Verilen metin:
-- -- --

24 Şubat 2012 Cuma

Günce...

Bir yılın ardından bir yığın fikir, "acısıyla tatlısıyla" denir ya.
Her yıl için "yeni bir başlangıç" diye başlayan cümlelere hayat verilir.
Günlerden hayat, ses veren kimisi için. Sessizliktir çoğu şiirde açıklama olmadan önce. Bu kez sesli, hatta gürültülü...
Sene geçer, hayat sürahisi dolmaya başlar. Kum saatleri son kez ters çevrilir, geri sayım için.
---
Hayal satışı, hayat dükkanında.
  • Seçmeli beklentilerden kendini tavanda zanneden zemin kaplamalarına, duvarda resim olarak asıldı diye sevinç çığılıkları atan çöp insandan kapı kolu olup kalemmiş gibi davrananlara, bilcümle kendini bilme cesareti gösteremeyen yürek cahillerine özel alışveriş kulübü kurulmuş...
  • "Al gülüm, ver gülüm"ü nefesli çalgılarla çığırtan, aynada kendini görme cesareti olmayanlar karşısında yaylı çalgılarla orkestra kurduğunu düşünen sinek misali mümkün olan her yere konan payesiyle şereflenmiş....
  • Gözlerinden ihtişamlı ihtiras damlayan, nefesinde kin kokusu soluyan, dilinde dostça şarkılar mırıldanan yurttan sesler korosunun solistleri olmuş...
  • Hamamböceği kadar ateşe dayanıklı, mamut kadar da soğuğa; kahvesinden ok çıkaran cesaretli falcı gibi yılan zerafetinde, karınca görünümlü ağustos böcekleri oluşmuş...

-- -- --

Veri kesiti:
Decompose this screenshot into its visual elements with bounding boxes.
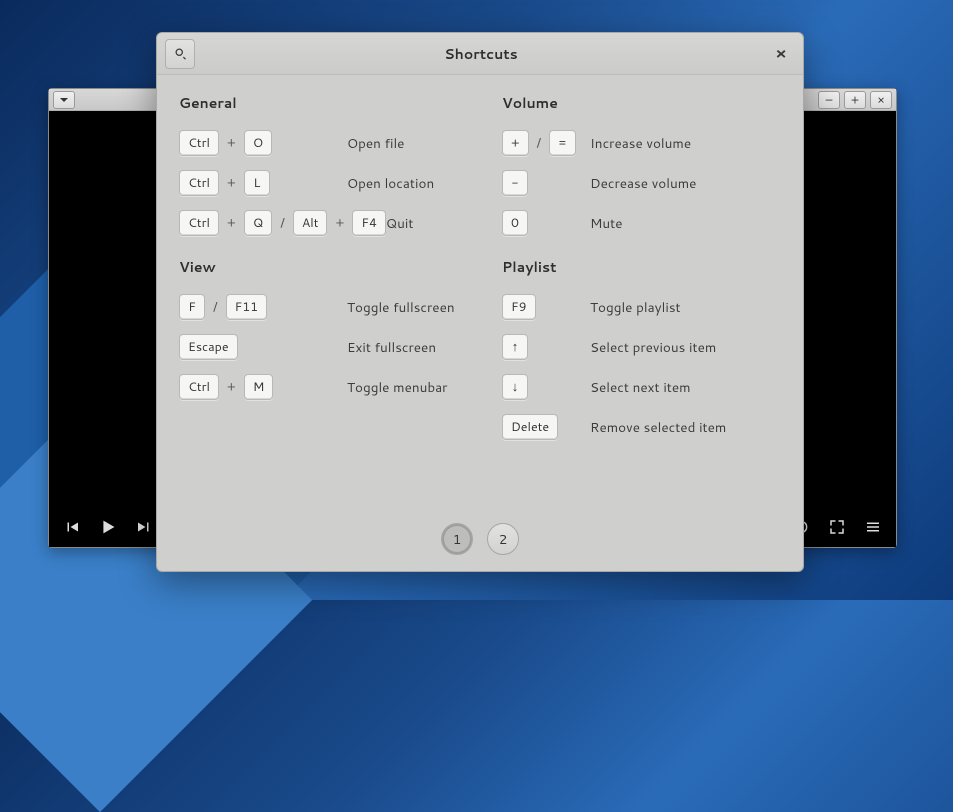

-- -- --

Tamamlanacak görevler:
1 - Günce yazısında "Bir yılın ardından" sözüyle başlayıp "geri sayım için." sözüyle biten bölümü, bu son söz de dahil olmak üzere aynen yazın.
2 - Geçen yıla dair günce yazısını, metindeki son cümlenin ardından sürdürün.
Materyalin bu çalışmayla hiçbir ilgisi yoktur.

Cevaplar:
1 -
Bir yılın ardından bir yığın fikir, "acısıyla tatlısıyla" denir ya.
Her yıl için "yeni bir başlangıç" diye başlayan cümlelere hayat verilir.
Günlerden hayat, ses veren kimisi için. Sessizliktir çoğu şiirde açıklama olmadan önce. Bu kez sesli, hatta gürültülü...
Sene geçer, hayat sürahisi dolmaya başlar. Kum saatleri son kez ters çevrilir, geri sayım için.

2 -
ise, hayaliniz olan varlığı, yok oluş gerçeğiyle tatma şerefi size ait.
---
Şimdi sizin için dinazor yumurtasını, leş kargalarının bile yemeyeceği dedikodu kazanlarında pişen en yakın arkadaşınızın etine kırma vakti.
Şaka kaldıracak cesareti olmayan, Mazhar Osman tedavisine hasret kalma ânı.
Ve onca tantananın içinde, şimdi sessiz kalma zamanı...
Yatırım yapılmayan insan kaynağı için bir yazılık saygı duruşu...
Sonrası...
İstiklal Marşı... 

2 Şubat 2011 Çarşamba

Açık kapı

Kapı açıktır, ışık süzer aralandıkça. Sesler dolar odaya...
Açık kapının ardından bakar durur. Oysa sükûn ettiği sessizlik, kimsenin konuşmadığı laf kalabalığında da değişmeyecektir. Kapıyı ardına kadar açık bıraksalar da, kırk kilit vurup üstüne kapatsalar da aynıdır. Halbuki kapı açıktır, kim bilir kaç yıldır özlemini çektiği dertli kapı...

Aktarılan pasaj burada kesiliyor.